Stored entries
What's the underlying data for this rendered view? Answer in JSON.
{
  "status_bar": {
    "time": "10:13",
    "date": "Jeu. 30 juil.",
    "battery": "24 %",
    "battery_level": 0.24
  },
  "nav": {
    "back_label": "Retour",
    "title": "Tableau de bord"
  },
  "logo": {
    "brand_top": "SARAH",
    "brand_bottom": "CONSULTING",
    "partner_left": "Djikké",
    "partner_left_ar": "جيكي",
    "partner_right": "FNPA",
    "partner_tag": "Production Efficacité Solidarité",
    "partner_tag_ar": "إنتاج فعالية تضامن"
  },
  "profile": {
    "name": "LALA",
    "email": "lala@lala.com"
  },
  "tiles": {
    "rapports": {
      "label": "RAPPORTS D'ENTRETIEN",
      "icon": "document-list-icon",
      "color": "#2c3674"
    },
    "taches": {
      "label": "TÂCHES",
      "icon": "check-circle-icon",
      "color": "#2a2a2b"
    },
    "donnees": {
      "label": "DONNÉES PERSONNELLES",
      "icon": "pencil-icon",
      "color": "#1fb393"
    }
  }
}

### What to work on
Quote the data above in full, changing nothing.

### Complete answer
What's the underlying data for this rendered view? Answer in JSON.
{
  "status_bar": {
    "time": "10:13",
    "date": "Jeu. 30 juil.",
    "battery": "24 %",
    "battery_level": 0.24
  },
  "nav": {
    "back_label": "Retour",
    "title": "Tableau de bord"
  },
  "logo": {
    "brand_top": "SARAH",
    "brand_bottom": "CONSULTING",
    "partner_left": "Djikké",
    "partner_left_ar": "جيكي",
    "partner_right": "FNPA",
    "partner_tag": "Production Efficacité Solidarité",
    "partner_tag_ar": "إنتاج فعالية تضامن"
  },
  "profile": {
    "name": "LALA",
    "email": "lala@lala.com"
  },
  "tiles": {
    "rapports": {
      "label": "RAPPORTS D'ENTRETIEN",
      "icon": "document-list-icon",
      "color": "#2c3674"
    },
    "taches": {
      "label": "TÂCHES",
      "icon": "check-circle-icon",
      "color": "#2a2a2b"
    },
    "donnees": {
      "label": "DONNÉES PERSONNELLES",
      "icon": "pencil-icon",
      "color": "#1fb393"
    }
  }
}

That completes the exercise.